**EXERCISE REQUIREMENTS:**
Find how many lines of the listing include the string "钢铝复合暖气片", and report only that figure.

**Dataset items:**
━━━━━━━━━━━━━━━━━━━━━━━━━━━━━━
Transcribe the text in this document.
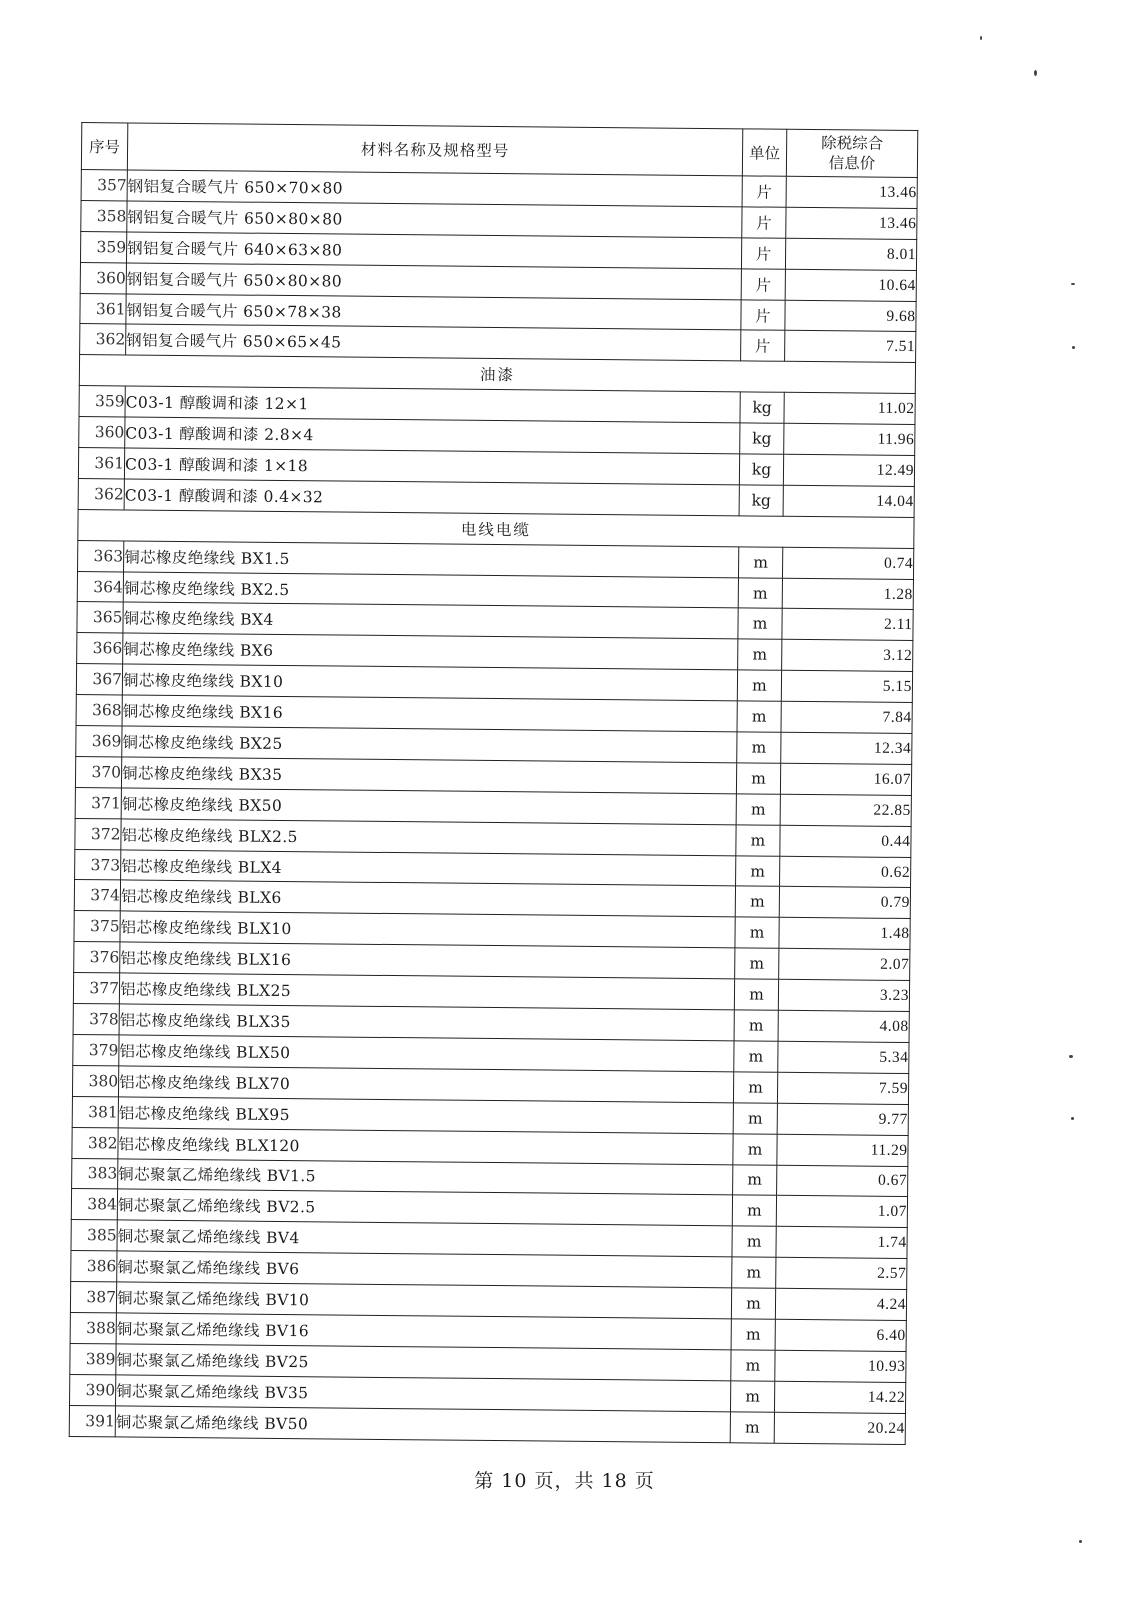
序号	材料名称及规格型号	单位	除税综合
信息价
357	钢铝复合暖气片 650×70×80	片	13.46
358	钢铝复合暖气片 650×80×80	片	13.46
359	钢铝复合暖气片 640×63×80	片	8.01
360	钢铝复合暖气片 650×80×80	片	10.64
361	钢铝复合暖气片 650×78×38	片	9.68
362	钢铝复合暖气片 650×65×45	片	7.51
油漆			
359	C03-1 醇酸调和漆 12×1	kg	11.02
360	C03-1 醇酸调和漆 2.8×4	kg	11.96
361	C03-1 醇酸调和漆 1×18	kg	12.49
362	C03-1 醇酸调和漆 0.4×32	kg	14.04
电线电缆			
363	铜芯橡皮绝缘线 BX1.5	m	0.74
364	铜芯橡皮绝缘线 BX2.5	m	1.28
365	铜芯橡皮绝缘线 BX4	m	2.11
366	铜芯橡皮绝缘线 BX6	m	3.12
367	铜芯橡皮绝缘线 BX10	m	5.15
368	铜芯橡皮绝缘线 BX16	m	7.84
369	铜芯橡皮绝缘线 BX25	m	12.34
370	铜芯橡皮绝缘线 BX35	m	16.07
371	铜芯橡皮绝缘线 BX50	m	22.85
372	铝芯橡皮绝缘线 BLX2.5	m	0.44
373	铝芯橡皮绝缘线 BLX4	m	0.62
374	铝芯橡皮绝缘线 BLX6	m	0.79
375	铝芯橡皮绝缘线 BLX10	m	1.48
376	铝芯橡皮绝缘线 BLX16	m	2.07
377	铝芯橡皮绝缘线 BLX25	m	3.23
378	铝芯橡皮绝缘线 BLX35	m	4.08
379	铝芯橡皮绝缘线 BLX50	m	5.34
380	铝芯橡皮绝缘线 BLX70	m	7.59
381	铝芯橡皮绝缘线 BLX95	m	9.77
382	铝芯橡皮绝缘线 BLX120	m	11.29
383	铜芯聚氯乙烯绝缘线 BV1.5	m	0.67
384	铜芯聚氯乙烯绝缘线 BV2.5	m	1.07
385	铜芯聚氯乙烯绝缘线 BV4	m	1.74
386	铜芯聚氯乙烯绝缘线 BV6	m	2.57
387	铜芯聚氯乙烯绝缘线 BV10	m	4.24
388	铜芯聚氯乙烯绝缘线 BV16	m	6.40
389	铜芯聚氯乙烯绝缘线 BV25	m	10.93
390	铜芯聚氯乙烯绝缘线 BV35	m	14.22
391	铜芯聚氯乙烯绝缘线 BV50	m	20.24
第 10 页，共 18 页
━━━━━━━━━━━━━━━━━━━━━━━━━━━━━━
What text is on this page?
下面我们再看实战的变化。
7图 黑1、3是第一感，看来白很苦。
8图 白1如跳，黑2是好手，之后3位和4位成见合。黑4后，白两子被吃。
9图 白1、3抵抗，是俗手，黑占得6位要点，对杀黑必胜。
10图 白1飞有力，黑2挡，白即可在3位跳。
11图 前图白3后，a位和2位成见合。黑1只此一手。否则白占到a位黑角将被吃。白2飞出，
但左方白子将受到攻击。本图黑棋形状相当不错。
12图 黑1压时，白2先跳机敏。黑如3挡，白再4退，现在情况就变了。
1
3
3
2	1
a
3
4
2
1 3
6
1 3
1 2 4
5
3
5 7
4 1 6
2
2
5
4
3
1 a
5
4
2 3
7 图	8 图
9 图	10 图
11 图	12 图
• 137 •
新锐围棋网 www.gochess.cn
━━━━━━━━━━━━━━━━━━━━━━━━━━━━━━
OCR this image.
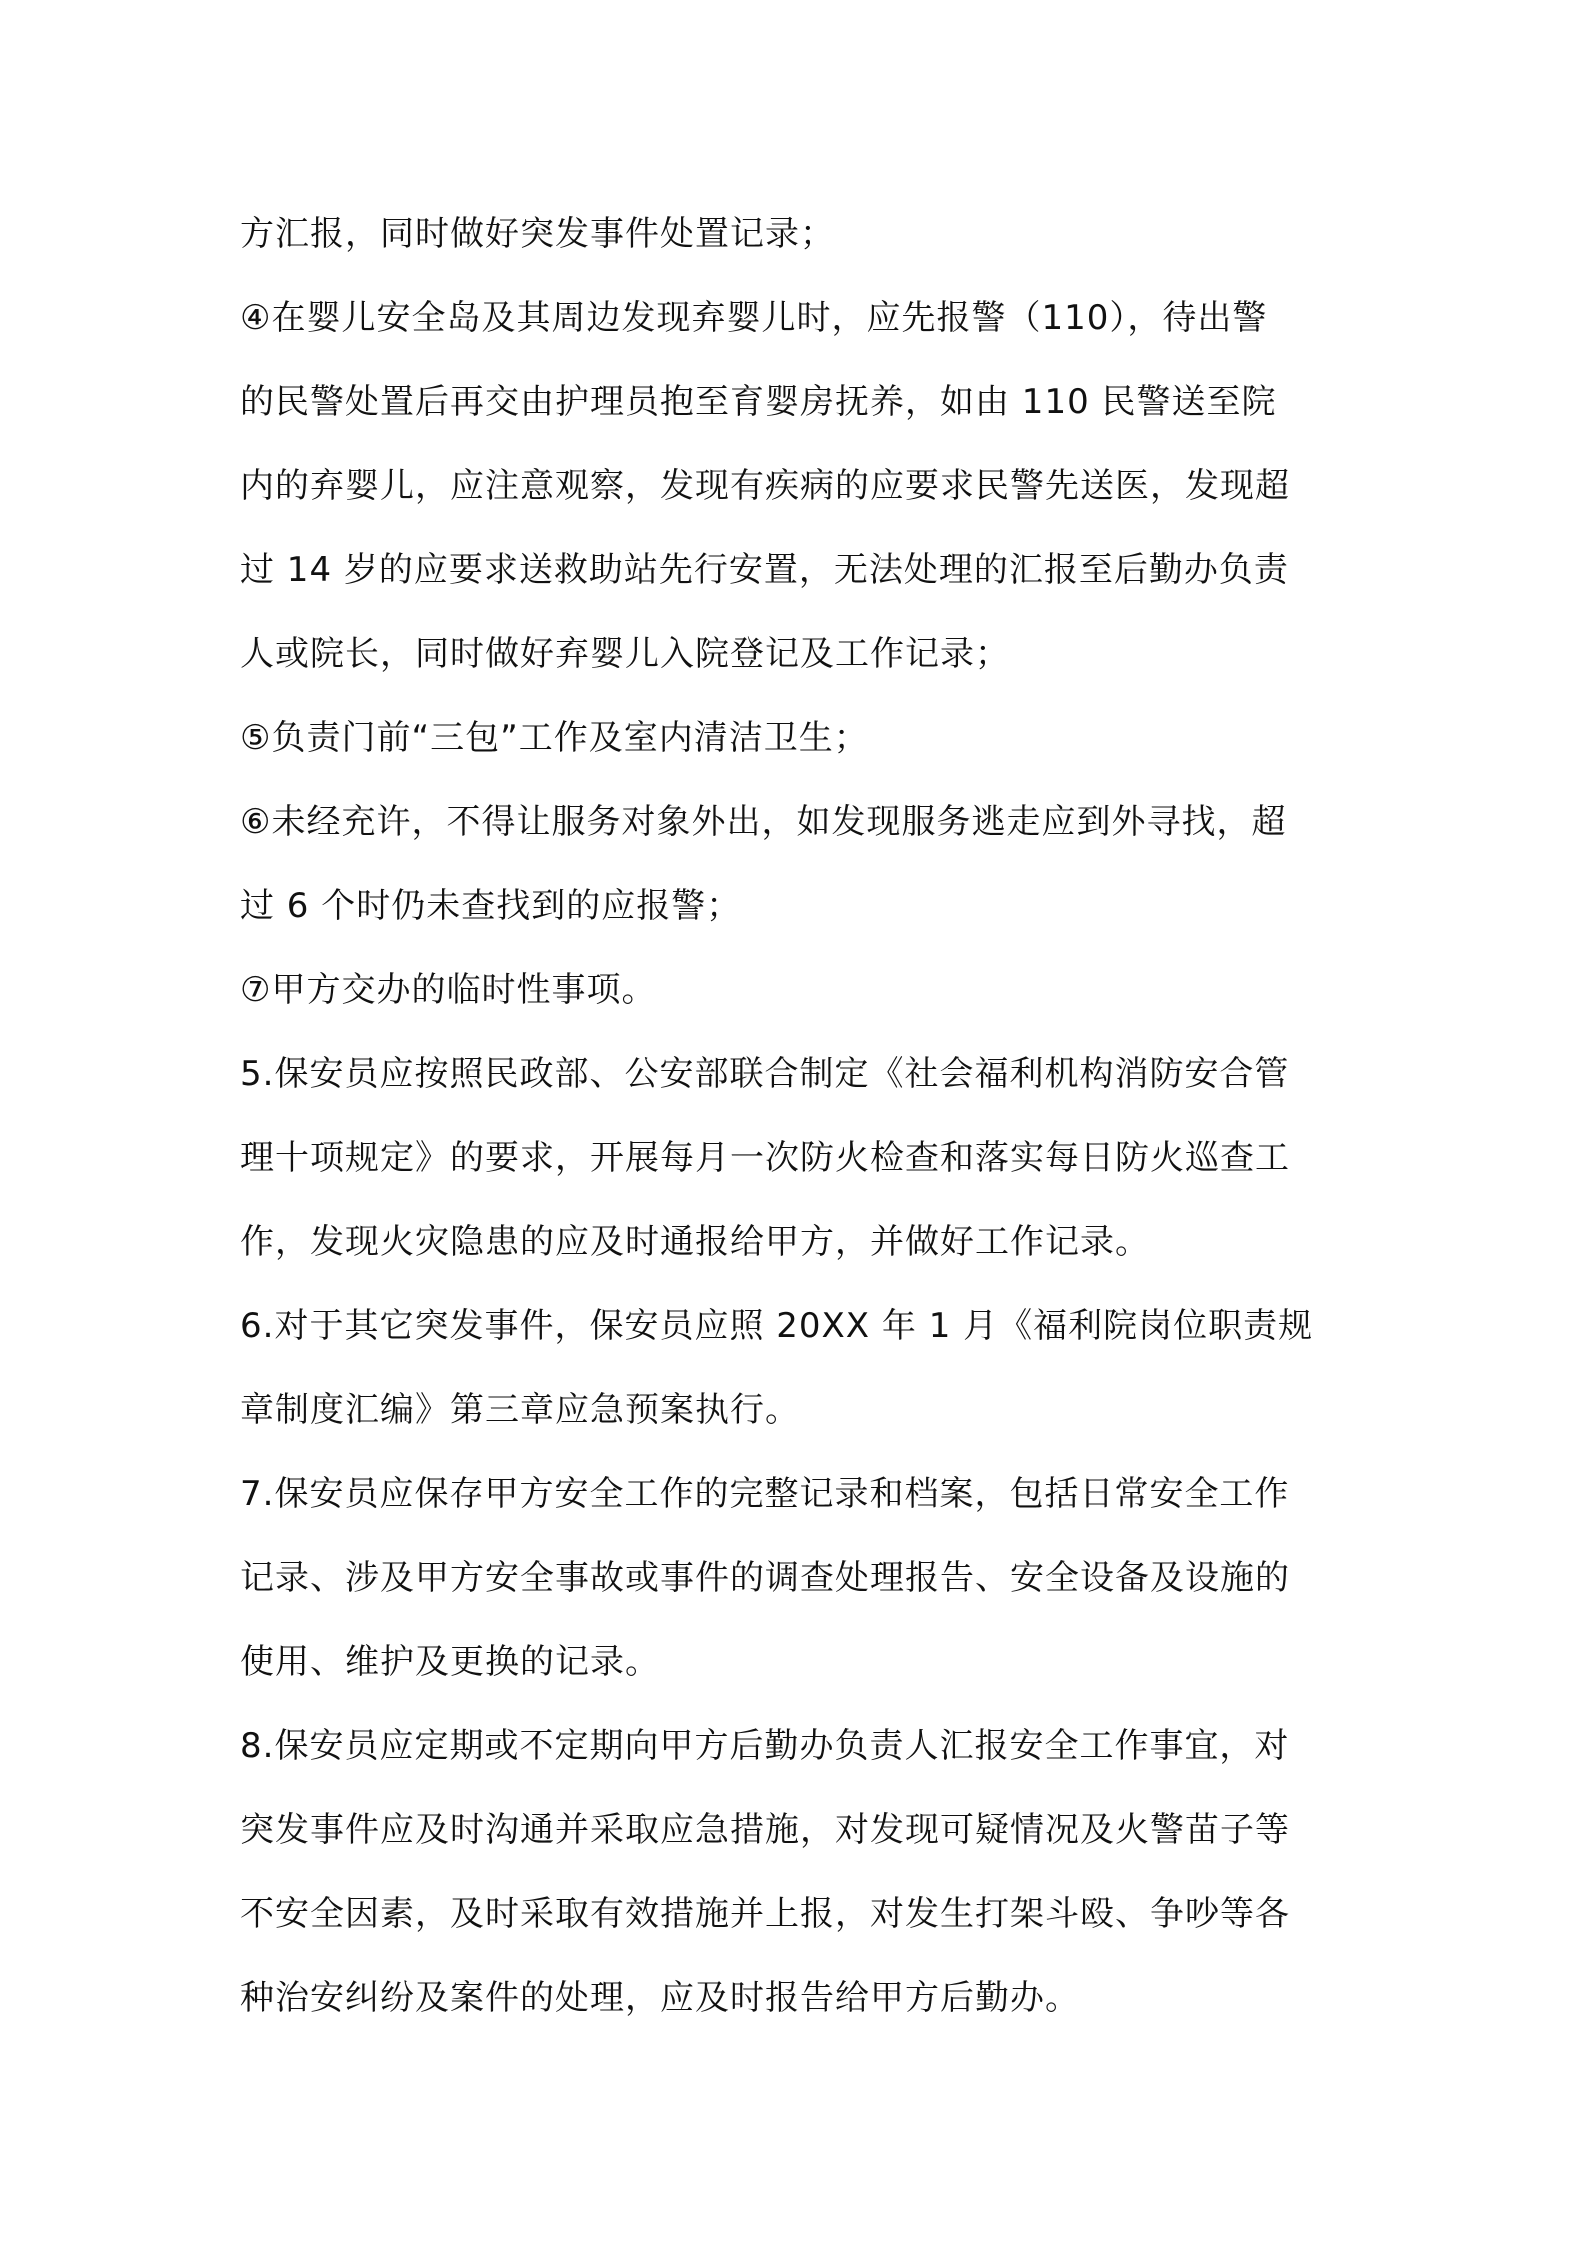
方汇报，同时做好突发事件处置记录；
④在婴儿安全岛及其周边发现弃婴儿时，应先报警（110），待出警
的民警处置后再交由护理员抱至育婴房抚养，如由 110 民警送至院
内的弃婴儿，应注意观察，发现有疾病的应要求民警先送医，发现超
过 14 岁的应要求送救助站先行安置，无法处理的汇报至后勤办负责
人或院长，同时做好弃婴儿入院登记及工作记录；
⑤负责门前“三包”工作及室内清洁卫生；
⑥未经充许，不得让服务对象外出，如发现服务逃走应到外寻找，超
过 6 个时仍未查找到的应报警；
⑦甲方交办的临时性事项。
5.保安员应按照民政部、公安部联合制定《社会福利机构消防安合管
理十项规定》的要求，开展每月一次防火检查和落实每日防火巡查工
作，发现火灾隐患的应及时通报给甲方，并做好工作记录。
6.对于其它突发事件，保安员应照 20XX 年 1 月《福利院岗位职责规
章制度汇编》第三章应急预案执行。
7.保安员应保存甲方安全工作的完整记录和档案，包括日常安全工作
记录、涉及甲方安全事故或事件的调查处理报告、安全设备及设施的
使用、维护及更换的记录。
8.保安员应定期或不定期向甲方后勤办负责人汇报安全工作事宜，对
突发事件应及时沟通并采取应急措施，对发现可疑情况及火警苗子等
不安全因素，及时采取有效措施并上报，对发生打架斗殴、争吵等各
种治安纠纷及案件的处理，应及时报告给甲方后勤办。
━━━━━━━━━━━━━━━━━━━━━━━━━━━━━━
**SOLUTION TO THE EXERCISE:**
6